Identify every line of the entries that contains the word "conveying", and copy each one. Case counts.

[Start Dataset records]

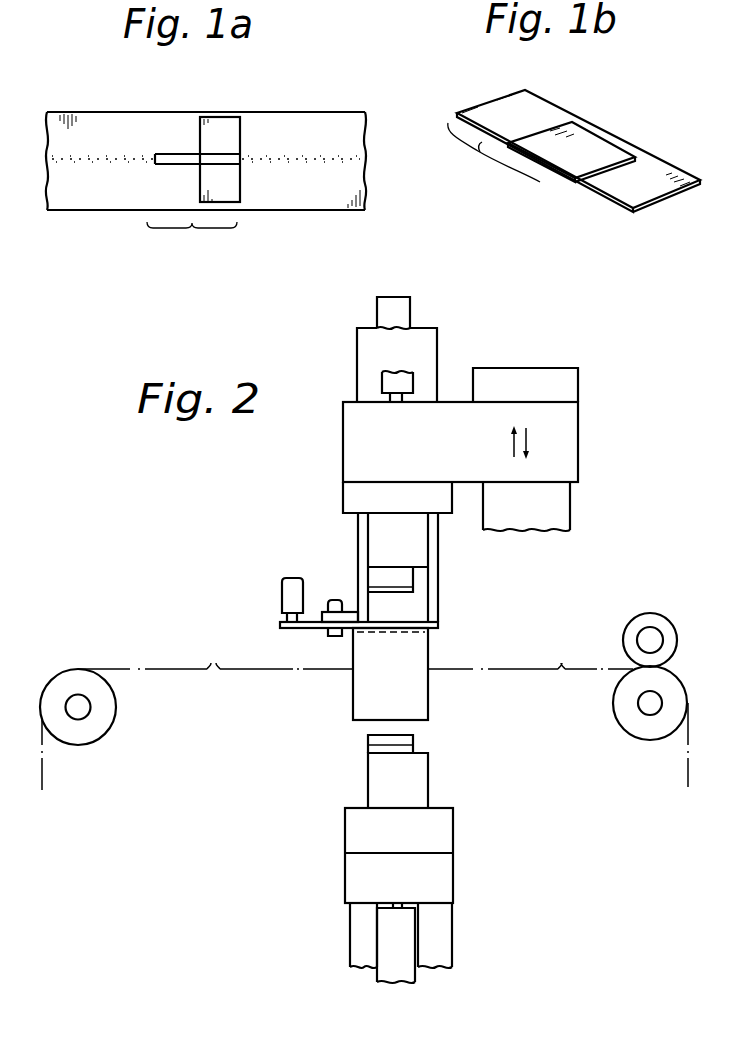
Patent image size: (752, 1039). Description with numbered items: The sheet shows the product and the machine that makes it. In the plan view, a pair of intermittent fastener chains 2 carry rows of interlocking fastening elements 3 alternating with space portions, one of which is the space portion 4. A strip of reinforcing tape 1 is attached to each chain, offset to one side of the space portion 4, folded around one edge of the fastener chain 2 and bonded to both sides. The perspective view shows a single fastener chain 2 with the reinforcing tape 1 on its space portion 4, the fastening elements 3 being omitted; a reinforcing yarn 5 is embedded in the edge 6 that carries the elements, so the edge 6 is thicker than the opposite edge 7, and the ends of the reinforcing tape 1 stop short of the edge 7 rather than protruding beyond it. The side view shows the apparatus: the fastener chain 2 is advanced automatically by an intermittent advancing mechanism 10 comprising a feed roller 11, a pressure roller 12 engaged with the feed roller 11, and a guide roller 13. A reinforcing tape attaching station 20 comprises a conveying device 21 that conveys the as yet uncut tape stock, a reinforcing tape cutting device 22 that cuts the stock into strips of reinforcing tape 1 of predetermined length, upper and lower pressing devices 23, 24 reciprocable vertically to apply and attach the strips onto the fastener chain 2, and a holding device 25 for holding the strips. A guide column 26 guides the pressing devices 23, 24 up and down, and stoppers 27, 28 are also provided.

In FIG. 1a, the reinforcing tape 1 is at (225, 118).
In FIG. 1b, the reinforcing tape 1 is at (590, 144).
In FIG. 2, the reinforcing tape 1 is at (396, 296).
In FIG. 1a, the fastener chain 2 is at (345, 112).
In FIG. 1b, the fastener chain 2 is at (537, 107).
In FIG. 2, the fastener chain 2 is at (155, 672).
In FIG. 1a, the fastening elements 3 is at (96, 152).
In FIG. 1a, the space portion 4 is at (192, 243).
In FIG. 1b, the space portion 4 is at (494, 152).
In FIG. 1b, the reinforcing yarn 5 is at (637, 212).
In FIG. 1b, the edge 6 is at (587, 189).
In FIG. 1b, the opposite edge 7 is at (660, 158).
In FIG. 2, the intermittent advancing mechanism 10 is at (622, 681).
In FIG. 2, the feed roller 11 is at (634, 740).
In FIG. 2, the pressure roller 12 is at (641, 614).
In FIG. 2, the guide roller 13 is at (96, 744).
In FIG. 2, the reinforcing tape attaching station 20 is at (250, 824).
In FIG. 2, the conveying device 21 is at (357, 363).
In FIG. 2, the reinforcing tape cutting device 22 is at (274, 604).
In FIG. 2, the upper pressing device 23 is at (312, 484).
In FIG. 2, the lower pressing device 24 is at (468, 829).
In FIG. 2, the holding device 25 is at (343, 701).
In FIG. 2, the guide column 26 is at (571, 514).
In FIG. 2, the stopper 27 is at (407, 377).
In FIG. 2, the stopper 28 is at (378, 977).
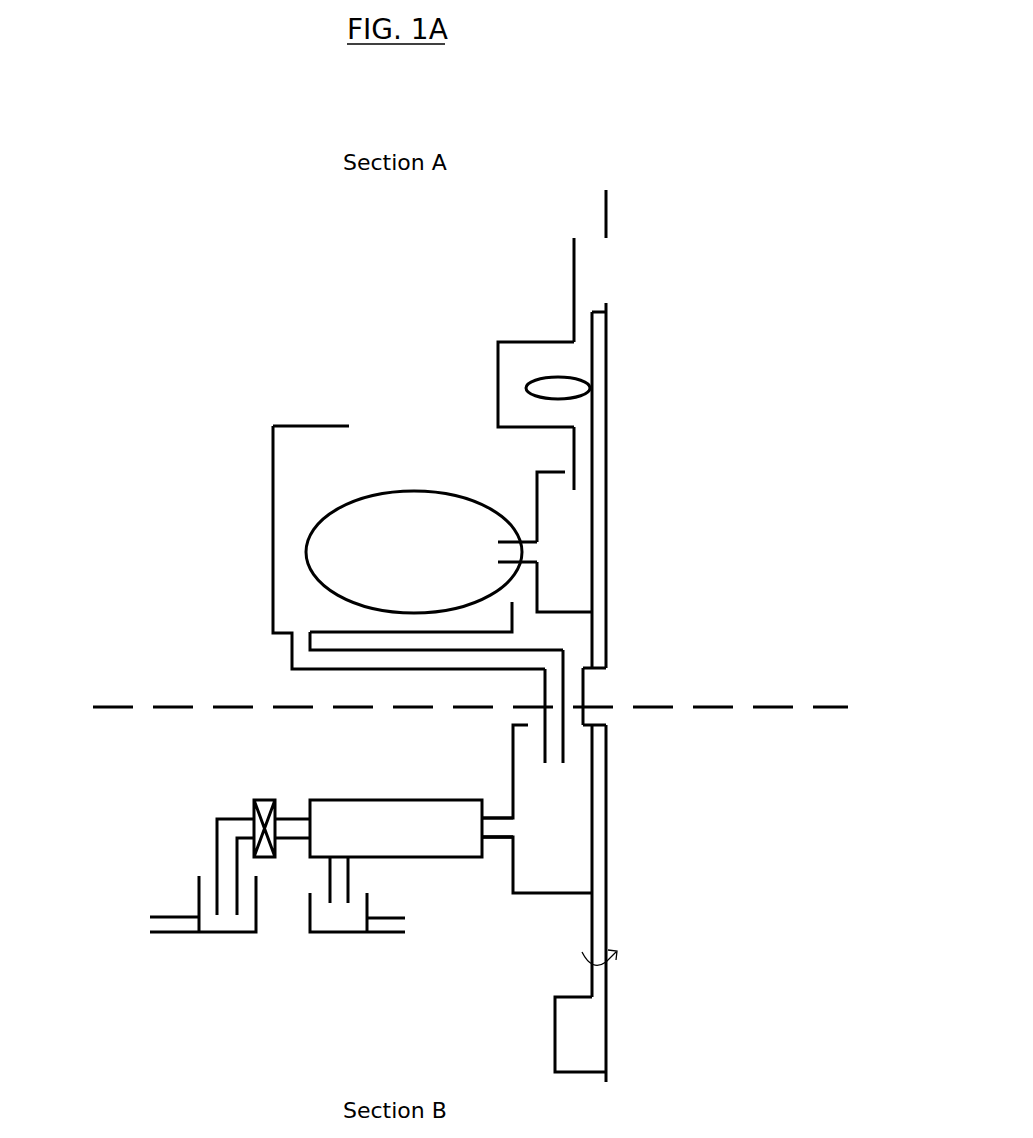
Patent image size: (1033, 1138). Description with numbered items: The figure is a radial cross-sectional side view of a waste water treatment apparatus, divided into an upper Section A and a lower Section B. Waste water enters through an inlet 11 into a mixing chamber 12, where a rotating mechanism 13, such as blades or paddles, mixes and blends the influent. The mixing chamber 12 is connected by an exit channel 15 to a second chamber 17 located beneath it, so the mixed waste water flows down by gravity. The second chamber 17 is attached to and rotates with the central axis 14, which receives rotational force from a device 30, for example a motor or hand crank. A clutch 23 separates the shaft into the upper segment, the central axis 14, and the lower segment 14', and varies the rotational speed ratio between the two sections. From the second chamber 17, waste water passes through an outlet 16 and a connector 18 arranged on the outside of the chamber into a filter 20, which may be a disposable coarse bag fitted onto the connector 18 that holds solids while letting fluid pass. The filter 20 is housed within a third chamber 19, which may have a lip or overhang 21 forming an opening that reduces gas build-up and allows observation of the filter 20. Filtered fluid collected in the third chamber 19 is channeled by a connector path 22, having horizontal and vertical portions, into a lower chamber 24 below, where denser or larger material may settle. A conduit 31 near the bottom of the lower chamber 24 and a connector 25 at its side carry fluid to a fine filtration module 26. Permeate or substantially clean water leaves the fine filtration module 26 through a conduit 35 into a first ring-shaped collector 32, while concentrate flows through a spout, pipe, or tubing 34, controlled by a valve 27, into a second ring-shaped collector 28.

The inlet 11 is at (597, 256).
The mixing chamber 12 is at (496, 372).
The rotating mechanism 13 is at (596, 388).
The central axis 14 is at (623, 485).
The exit channel 15 is at (585, 450).
The outlet 16 is at (535, 553).
The second chamber 17 is at (572, 585).
The connector 18 is at (530, 525).
The third chamber 19 is at (270, 442).
The filter 20 is at (305, 550).
The overhang 21 is at (318, 425).
The connector path 22 is at (566, 650).
The clutch 23 is at (588, 688).
The lower chamber 24 is at (572, 810).
The connector 25 is at (477, 830).
The fine filtration module 26 is at (375, 800).
The valve 27 is at (258, 800).
The second ring-shaped collector 28 is at (198, 887).
The device 30 is at (585, 1033).
The conduit 31 is at (493, 842).
The first ring-shaped collector 32 is at (337, 935).
The spout, pipe, or tubing 34 is at (222, 847).
The conduit 35 is at (328, 886).
The lower segment of central axis 14' is at (631, 903).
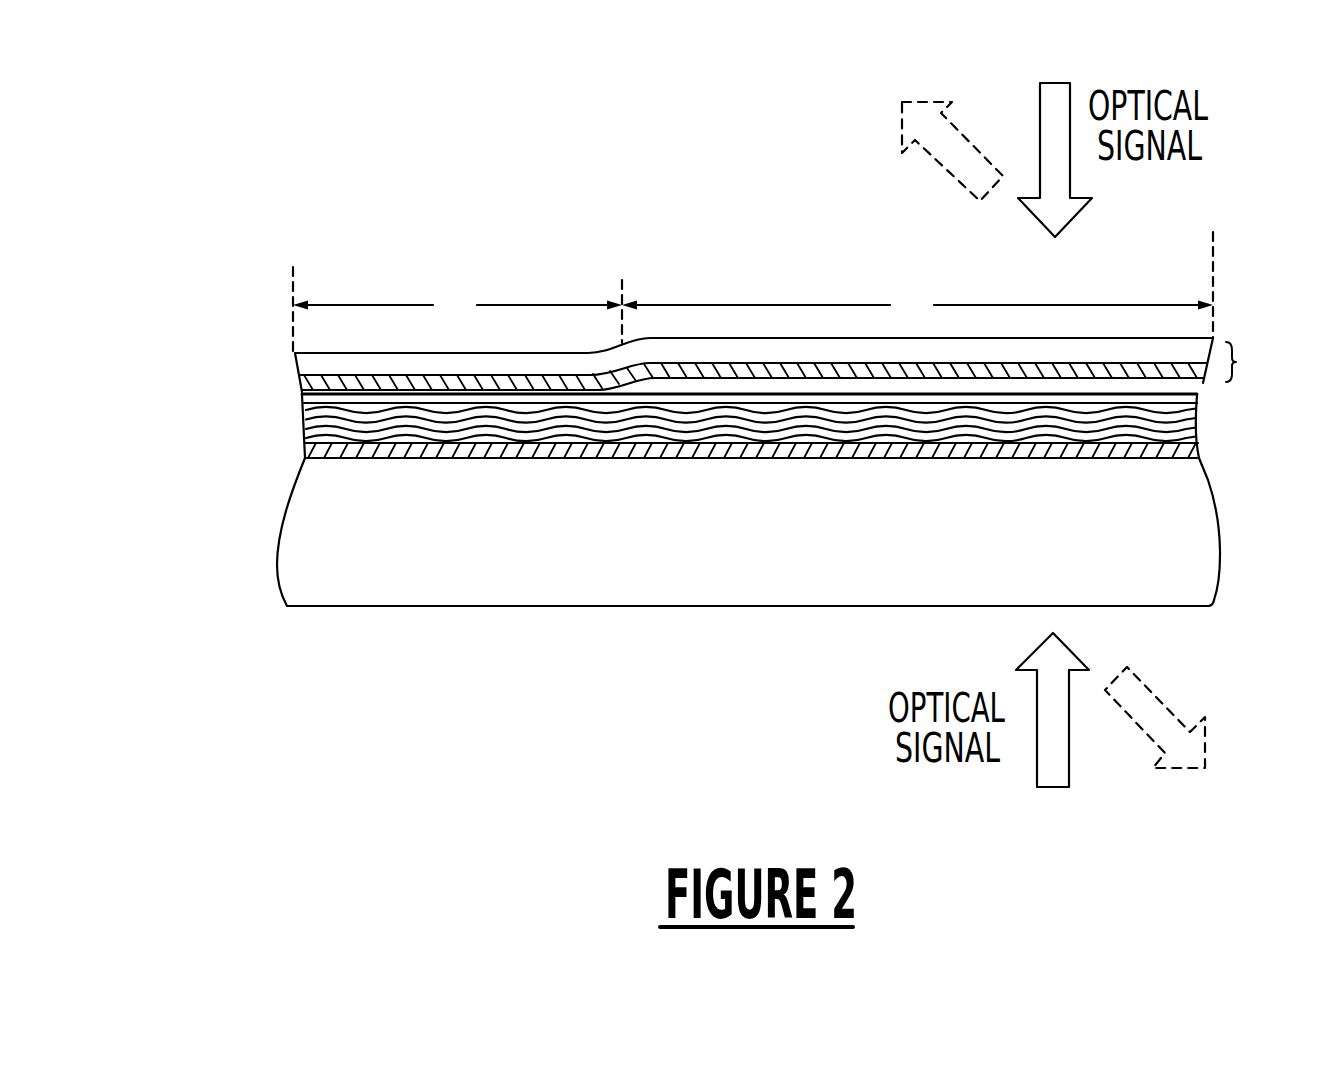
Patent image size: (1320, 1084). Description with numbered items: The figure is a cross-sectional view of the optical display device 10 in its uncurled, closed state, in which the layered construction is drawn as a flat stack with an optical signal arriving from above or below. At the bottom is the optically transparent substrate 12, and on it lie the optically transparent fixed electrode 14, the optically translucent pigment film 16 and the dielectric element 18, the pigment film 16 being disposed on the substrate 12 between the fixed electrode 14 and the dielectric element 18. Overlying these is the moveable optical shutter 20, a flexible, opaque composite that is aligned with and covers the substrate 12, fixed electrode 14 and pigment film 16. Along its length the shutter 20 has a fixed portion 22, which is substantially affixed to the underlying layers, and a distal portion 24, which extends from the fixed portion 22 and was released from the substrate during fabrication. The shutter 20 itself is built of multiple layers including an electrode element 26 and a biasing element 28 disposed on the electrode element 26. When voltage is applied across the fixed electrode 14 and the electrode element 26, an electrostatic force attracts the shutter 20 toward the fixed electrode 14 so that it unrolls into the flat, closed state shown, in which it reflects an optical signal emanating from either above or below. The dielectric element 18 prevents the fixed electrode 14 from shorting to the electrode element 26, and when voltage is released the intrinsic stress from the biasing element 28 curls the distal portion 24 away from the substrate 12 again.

The optical display device 10 is at (670, 182).
The optically transparent substrate 12 is at (278, 558).
The optically transparent fixed electrode 14 is at (305, 452).
The optically translucent pigment film 16 is at (305, 425).
The dielectric element 18 is at (302, 399).
The moveable optical shutter 20 is at (1250, 364).
The fixed portion 22 is at (457, 305).
The distal portion 24 is at (917, 307).
The electrode element 26 is at (302, 390).
The biasing element 28 is at (298, 362).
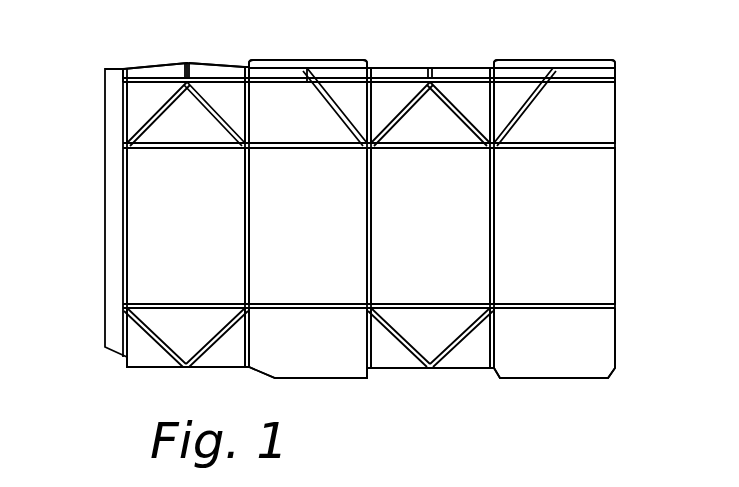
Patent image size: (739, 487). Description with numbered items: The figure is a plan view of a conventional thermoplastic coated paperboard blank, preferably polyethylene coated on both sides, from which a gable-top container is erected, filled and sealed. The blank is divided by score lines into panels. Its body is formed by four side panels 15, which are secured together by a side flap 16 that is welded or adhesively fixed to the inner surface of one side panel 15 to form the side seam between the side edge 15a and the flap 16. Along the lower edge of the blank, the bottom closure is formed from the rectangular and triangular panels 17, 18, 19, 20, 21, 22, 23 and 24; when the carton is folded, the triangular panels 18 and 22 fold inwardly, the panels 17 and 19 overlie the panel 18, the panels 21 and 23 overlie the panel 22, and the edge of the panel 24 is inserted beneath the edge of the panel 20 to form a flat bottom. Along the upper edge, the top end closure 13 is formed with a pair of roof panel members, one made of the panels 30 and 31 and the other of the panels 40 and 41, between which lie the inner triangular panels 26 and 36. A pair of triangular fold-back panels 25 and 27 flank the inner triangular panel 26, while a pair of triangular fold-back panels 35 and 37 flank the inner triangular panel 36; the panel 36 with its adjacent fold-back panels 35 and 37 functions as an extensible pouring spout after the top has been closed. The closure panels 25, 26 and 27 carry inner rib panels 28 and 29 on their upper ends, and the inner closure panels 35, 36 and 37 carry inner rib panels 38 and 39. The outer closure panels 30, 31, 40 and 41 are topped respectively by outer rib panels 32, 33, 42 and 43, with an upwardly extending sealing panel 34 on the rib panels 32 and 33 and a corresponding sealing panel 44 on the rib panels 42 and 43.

The top end closure 13 is at (109, 58).
The side panels 15 is at (195, 227).
The side edge 15a is at (612, 183).
The side flap 16 is at (113, 185).
The bottom closure panel 17 is at (153, 350).
The triangular panel 18 is at (183, 322).
The bottom closure panel 19 is at (228, 350).
The bottom closure panel 20 is at (335, 358).
The bottom closure panel 21 is at (400, 350).
The triangular panel 22 is at (437, 325).
The bottom closure panel 23 is at (470, 350).
The bottom closure panel 24 is at (574, 365).
The triangular fold-back panel 25 is at (133, 100).
The inner triangular panel 26 is at (183, 128).
The triangular fold-back panel 27 is at (226, 128).
The inner rib panel 28 is at (162, 73).
The inner rib panel 29 is at (210, 73).
The roof panel 30 is at (302, 120).
The roof panel 31 is at (350, 120).
The outer rib panel 32 is at (266, 76).
The outer rib panel 33 is at (345, 74).
The sealing panel 34 is at (310, 62).
The triangular fold-back panel 35 is at (386, 100).
The inner triangular panel 36 is at (418, 120).
The triangular fold-back panel 37 is at (470, 120).
The inner rib panel 38 is at (421, 73).
The inner rib panel 39 is at (460, 73).
The roof panel 40 is at (510, 90).
The roof panel 41 is at (605, 118).
The outer rib panel 42 is at (538, 72).
The outer rib panel 43 is at (608, 76).
The sealing panel 44 is at (610, 58).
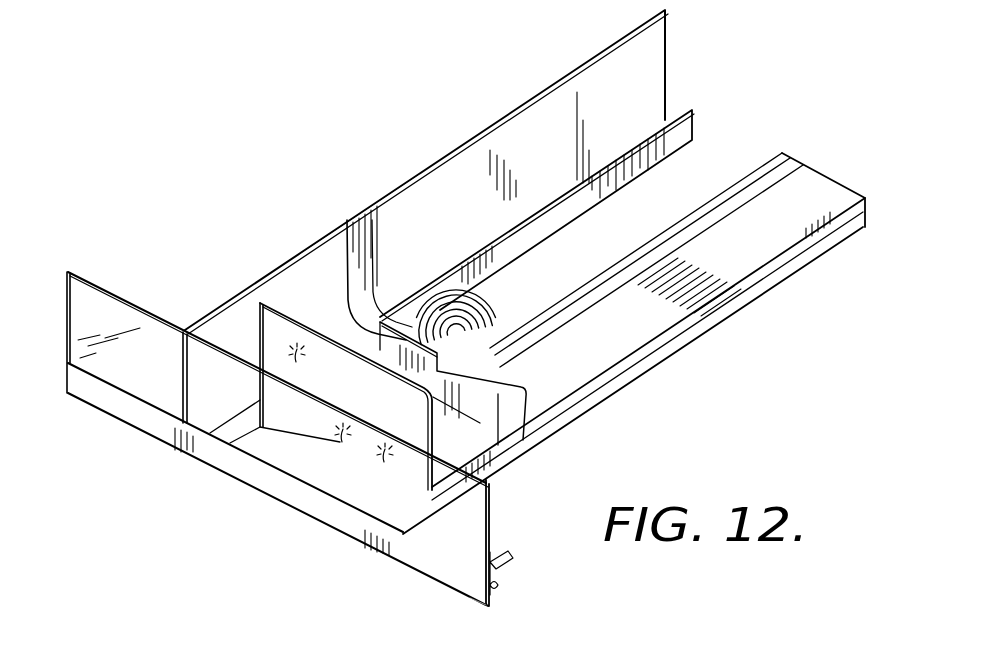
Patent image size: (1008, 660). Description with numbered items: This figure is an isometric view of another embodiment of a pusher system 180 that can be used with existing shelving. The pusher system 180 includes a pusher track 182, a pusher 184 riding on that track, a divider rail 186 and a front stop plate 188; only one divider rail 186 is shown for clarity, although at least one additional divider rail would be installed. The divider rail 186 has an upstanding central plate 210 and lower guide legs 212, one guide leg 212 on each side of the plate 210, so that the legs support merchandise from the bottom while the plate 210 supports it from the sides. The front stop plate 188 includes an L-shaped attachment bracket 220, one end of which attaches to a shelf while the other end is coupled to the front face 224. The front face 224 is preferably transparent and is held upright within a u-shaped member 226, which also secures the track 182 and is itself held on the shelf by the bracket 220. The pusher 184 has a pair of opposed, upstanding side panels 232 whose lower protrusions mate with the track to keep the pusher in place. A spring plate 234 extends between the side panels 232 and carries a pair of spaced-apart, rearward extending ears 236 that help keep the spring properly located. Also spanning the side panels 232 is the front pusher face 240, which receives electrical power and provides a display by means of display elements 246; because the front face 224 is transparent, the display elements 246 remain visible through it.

The pusher system 180 is at (232, 206).
The pusher track 182 is at (819, 172).
The pusher 184 is at (529, 437).
The divider rail 186 is at (586, 80).
The front stop plate 188 is at (68, 312).
The upstanding central plate 210 is at (655, 63).
The lower guide leg 212 is at (696, 118).
The L-shaped attachment bracket 220 is at (513, 553).
The front face 224 is at (489, 515).
The u-shaped member 226 is at (484, 601).
The side panel 232 is at (508, 447).
The spring plate 234 is at (348, 226).
The ear 236 is at (473, 307).
The front pusher face 240 is at (257, 321).
The display element 246 is at (294, 362).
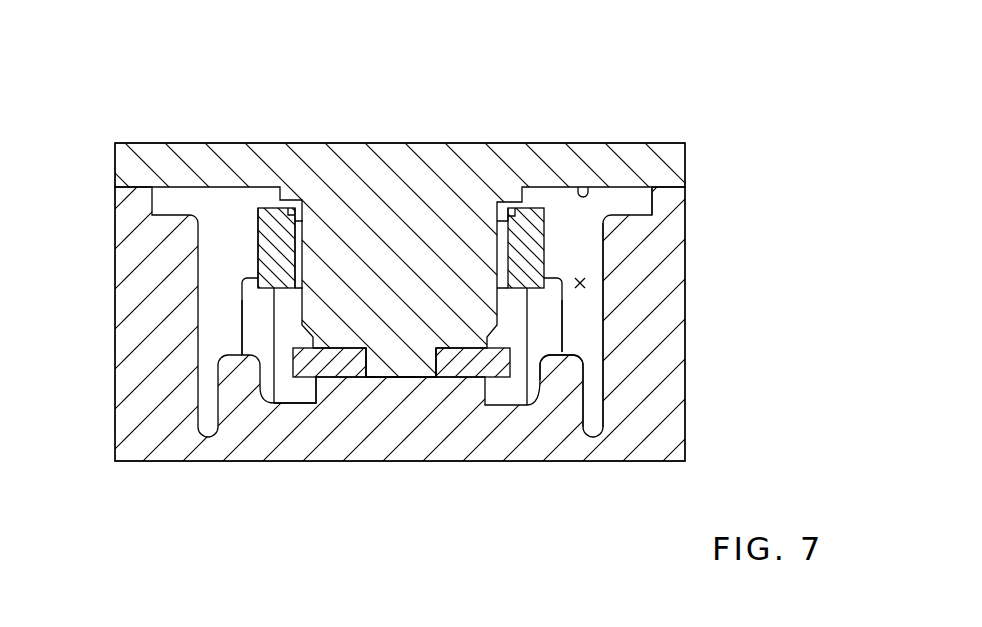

[End Dataset records]

**Task solution:**
Patent image size: (752, 1039). Description with numbered items: The sheet shows the product and the machine that makes it. In the plan view, a pair of intermittent fastener chains 2 carry rows of interlocking fastening elements 3 alternating with space portions, one of which is the space portion 4. A strip of reinforcing tape 1 is attached to each chain, offset to one side of the space portion 4, folded around one edge of the fastener chain 2 and bonded to both sides. The perspective view shows a single fastener chain 2 with the reinforcing tape 1 on its space portion 4, the fastening elements 3 being omitted; a reinforcing yarn 5 is embedded in the edge 6 that carries the elements, so the edge 6 is thicker than the opposite edge 7, and the ends of the reinforcing tape 1 stop short of the edge 7 rather than protruding beyond it. The side view shows the apparatus: the fastener chain 2 is advanced automatically by an intermittent advancing mechanism 10 comprising a feed roller 11, a pressure roller 12 engaged with the feed roller 11, and a guide roller 13. A reinforcing tape attaching station 20 comprises a conveying device 21 that conveys the as yet uncut tape stock, a reinforcing tape cutting device 22 that cuts the stock into strips of reinforcing tape 1 of predetermined length, upper and lower pressing devices 23, 24 reciprocable vertically to apply and attach the strips onto the fastener chain 2, and a holding device 25 for holding the strips. A guide column 26 guides the pressing devices 23, 24 up and down, and stoppers 27, 28 are also provided.
In FIG. 2, the conveying device 21 is at (357, 363).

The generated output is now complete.